What the task requires = Transcribe each of the records below exactly, excluding all pictures.

Source data =
▼
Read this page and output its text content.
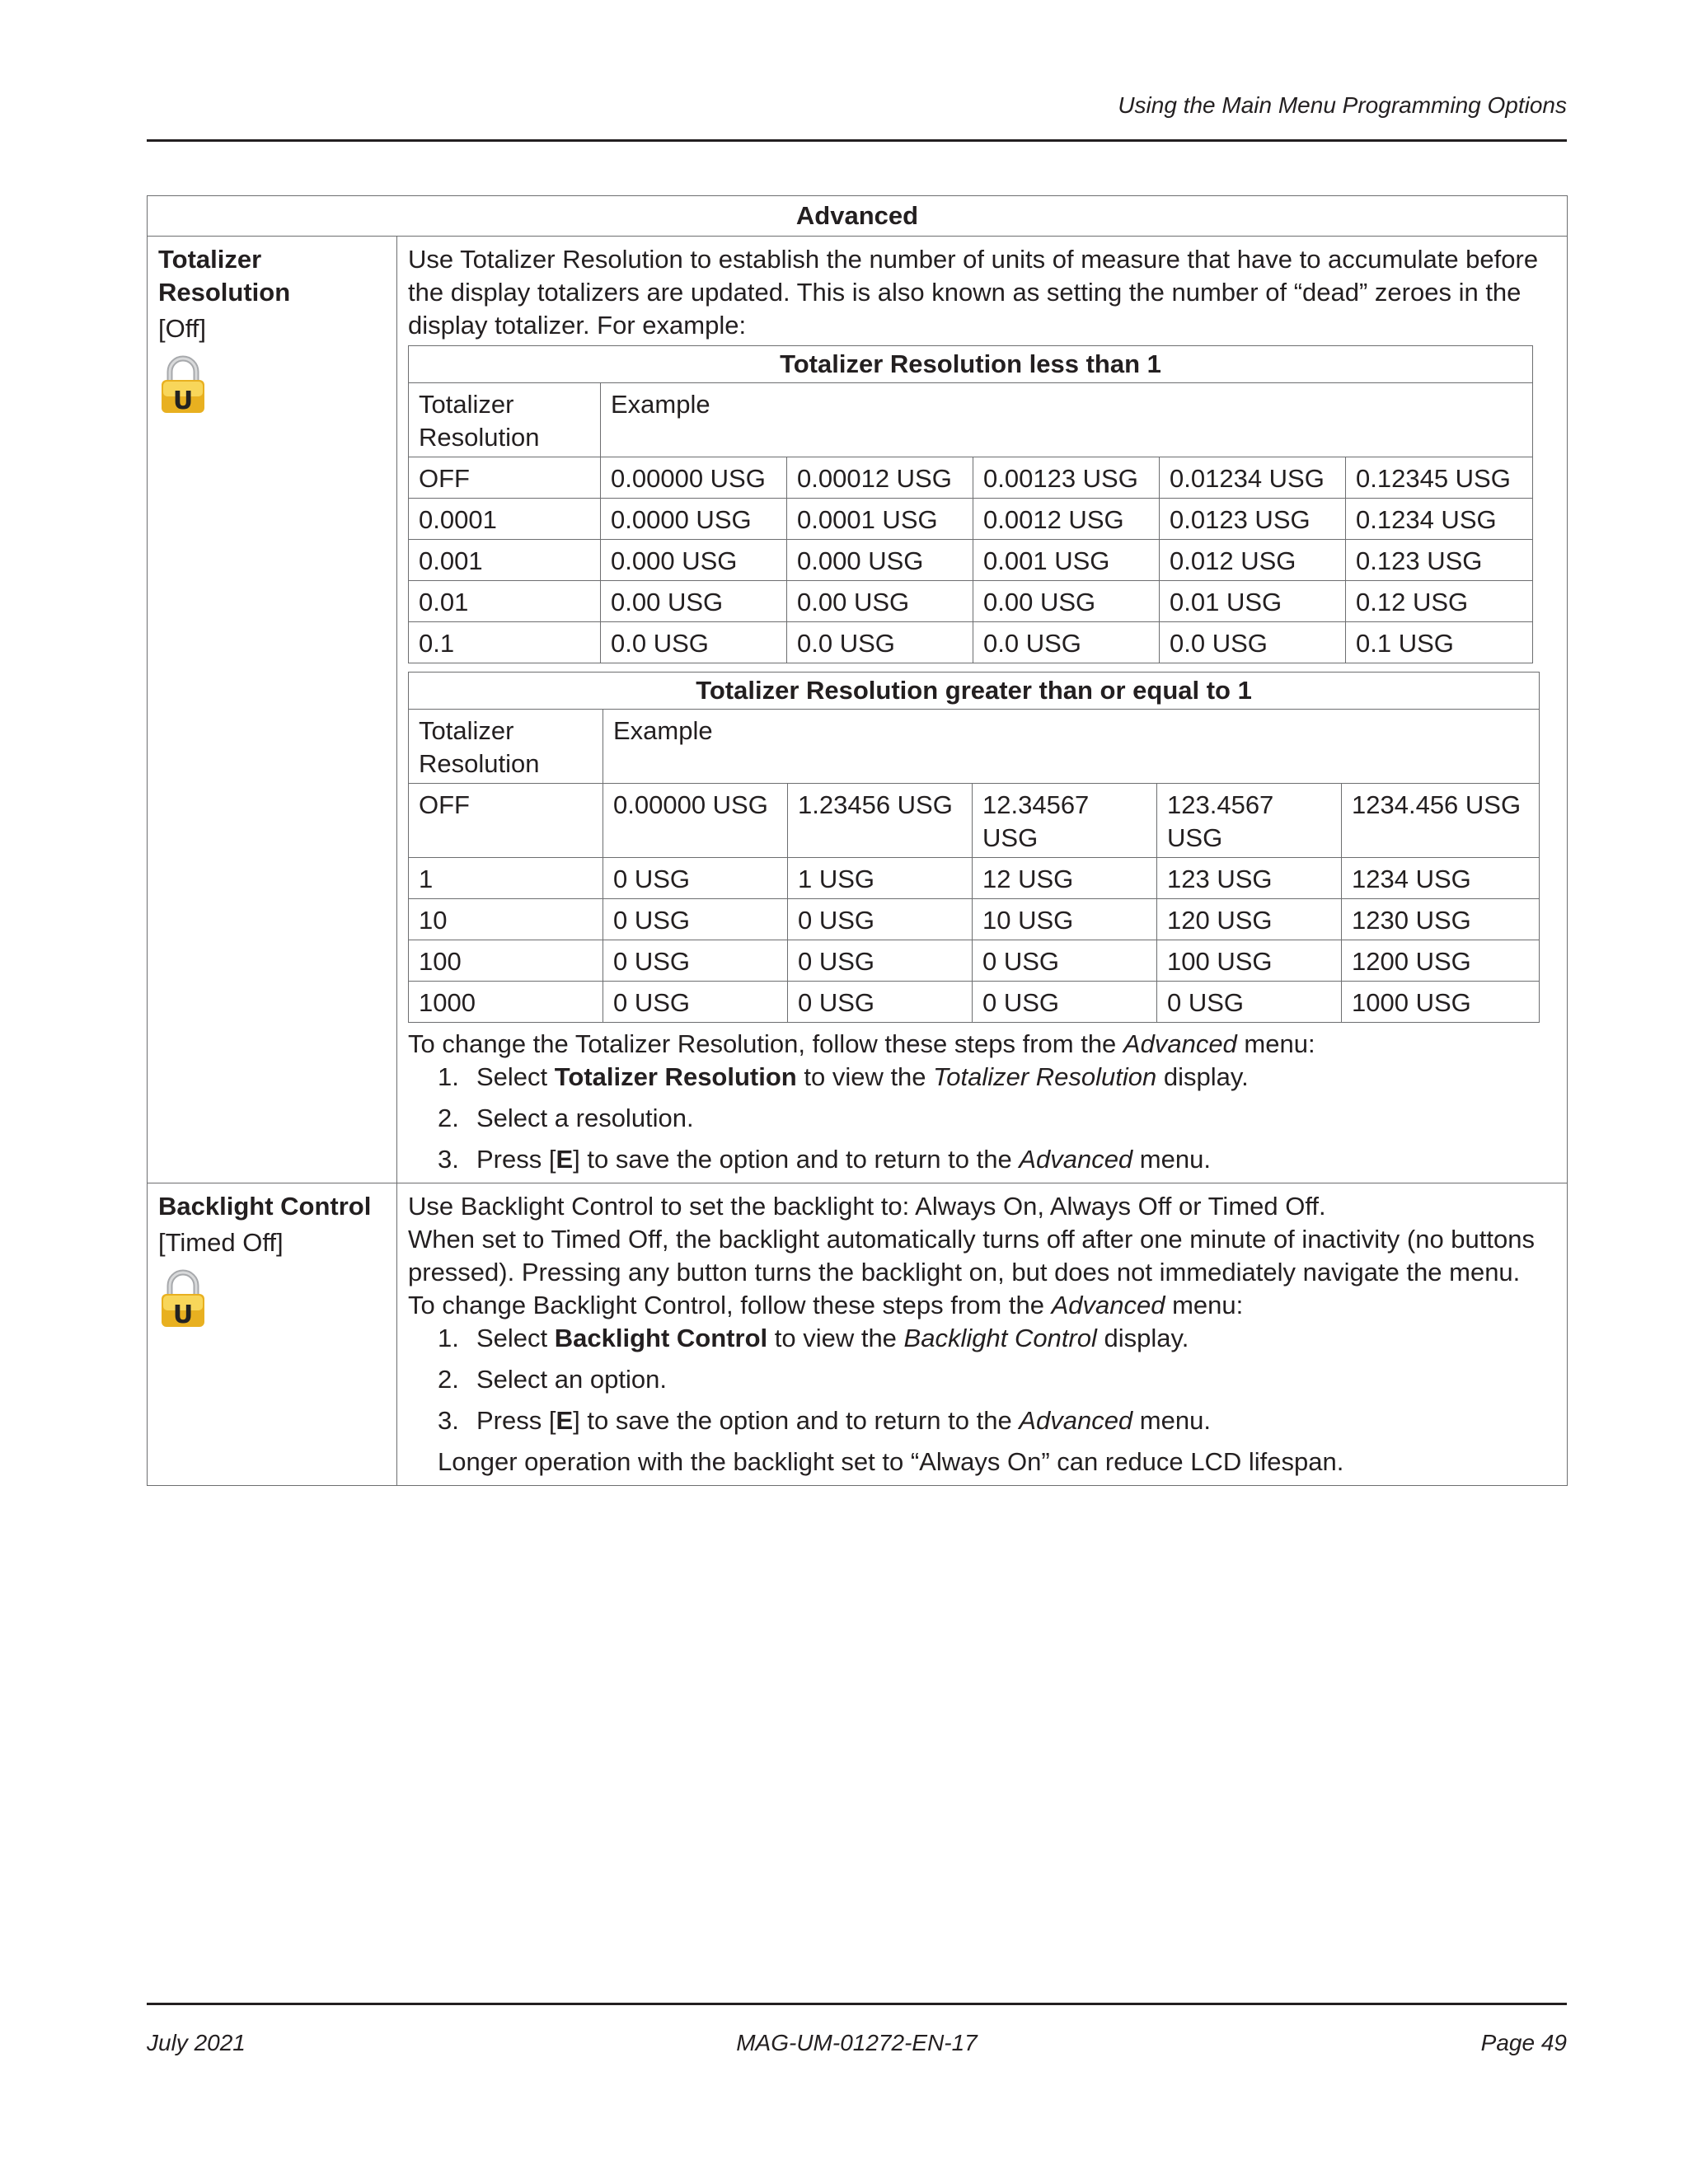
Using the Main Menu Programming Options
Advanced

Totalizer
Resolution
[Off]
U

Use Totalizer Resolution to establish the number of units of measure that have to accumulate before the display totalizers are updated. This is also known as setting the number of “dead” zeroes in the display totalizer. For example:

Totalizer Resolution less than 1
Totalizer Resolution	Example
OFF	0.00000 USG	0.00012 USG	0.00123 USG	0.01234 USG	0.12345 USG
0.0001	0.0000 USG	0.0001 USG	0.0012 USG	0.0123 USG	0.1234 USG
0.001	0.000 USG	0.000 USG	0.001 USG	0.012 USG	0.123 USG
0.01	0.00 USG	0.00 USG	0.00 USG	0.01 USG	0.12 USG
0.1	0.0 USG	0.0 USG	0.0 USG	0.0 USG	0.1 USG
Totalizer Resolution greater than or equal to 1
Totalizer Resolution	Example
OFF	0.00000 USG	1.23456 USG	12.34567 USG	123.4567 USG	1234.456 USG
1	0 USG	1 USG	12 USG	123 USG	1234 USG
10	0 USG	0 USG	10 USG	120 USG	1230 USG
100	0 USG	0 USG	0 USG	100 USG	1200 USG
1000	0 USG	0 USG	0 USG	0 USG	1000 USG

To change the Totalizer Resolution, follow these steps from the Advanced menu:

1. Select Totalizer Resolution to view the Totalizer Resolution display.
2. Select a resolution.
3. Press [E] to save the option and to return to the Advanced menu.

Backlight Control
[Timed Off]
U

Use Backlight Control to set the backlight to: Always On, Always Off or Timed Off.

When set to Timed Off, the backlight automatically turns off after one minute of inactivity (no buttons pressed). Pressing any button turns the backlight on, but does not immediately navigate the menu.

To change Backlight Control, follow these steps from the Advanced menu:

1. Select Backlight Control to view the Backlight Control display.
2. Select an option.
3. Press [E] to save the option and to return to the Advanced menu.
Longer operation with the backlight set to “Always On” can reduce LCD lifespan.
July 2021	MAG-UM-01272-EN-17	Page 49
▲
Solution to the problem =
Read this page and output its text content.
Using the Main Menu Programming Options
Advanced

Totalizer
Resolution
[Off]
U

Use Totalizer Resolution to establish the number of units of measure that have to accumulate before the display totalizers are updated. This is also known as setting the number of “dead” zeroes in the display totalizer. For example:

Totalizer Resolution less than 1
Totalizer Resolution	Example
OFF	0.00000 USG	0.00012 USG	0.00123 USG	0.01234 USG	0.12345 USG
0.0001	0.0000 USG	0.0001 USG	0.0012 USG	0.0123 USG	0.1234 USG
0.001	0.000 USG	0.000 USG	0.001 USG	0.012 USG	0.123 USG
0.01	0.00 USG	0.00 USG	0.00 USG	0.01 USG	0.12 USG
0.1	0.0 USG	0.0 USG	0.0 USG	0.0 USG	0.1 USG
Totalizer Resolution greater than or equal to 1
Totalizer Resolution	Example
OFF	0.00000 USG	1.23456 USG	12.34567 USG	123.4567 USG	1234.456 USG
1	0 USG	1 USG	12 USG	123 USG	1234 USG
10	0 USG	0 USG	10 USG	120 USG	1230 USG
100	0 USG	0 USG	0 USG	100 USG	1200 USG
1000	0 USG	0 USG	0 USG	0 USG	1000 USG

To change the Totalizer Resolution, follow these steps from the Advanced menu:

1. Select Totalizer Resolution to view the Totalizer Resolution display.
2. Select a resolution.
3. Press [E] to save the option and to return to the Advanced menu.

Backlight Control
[Timed Off]
U

Use Backlight Control to set the backlight to: Always On, Always Off or Timed Off.

When set to Timed Off, the backlight automatically turns off after one minute of inactivity (no buttons pressed). Pressing any button turns the backlight on, but does not immediately navigate the menu.

To change Backlight Control, follow these steps from the Advanced menu:

1. Select Backlight Control to view the Backlight Control display.
2. Select an option.
3. Press [E] to save the option and to return to the Advanced menu.
Longer operation with the backlight set to “Always On” can reduce LCD lifespan.
July 2021	MAG-UM-01272-EN-17	Page 49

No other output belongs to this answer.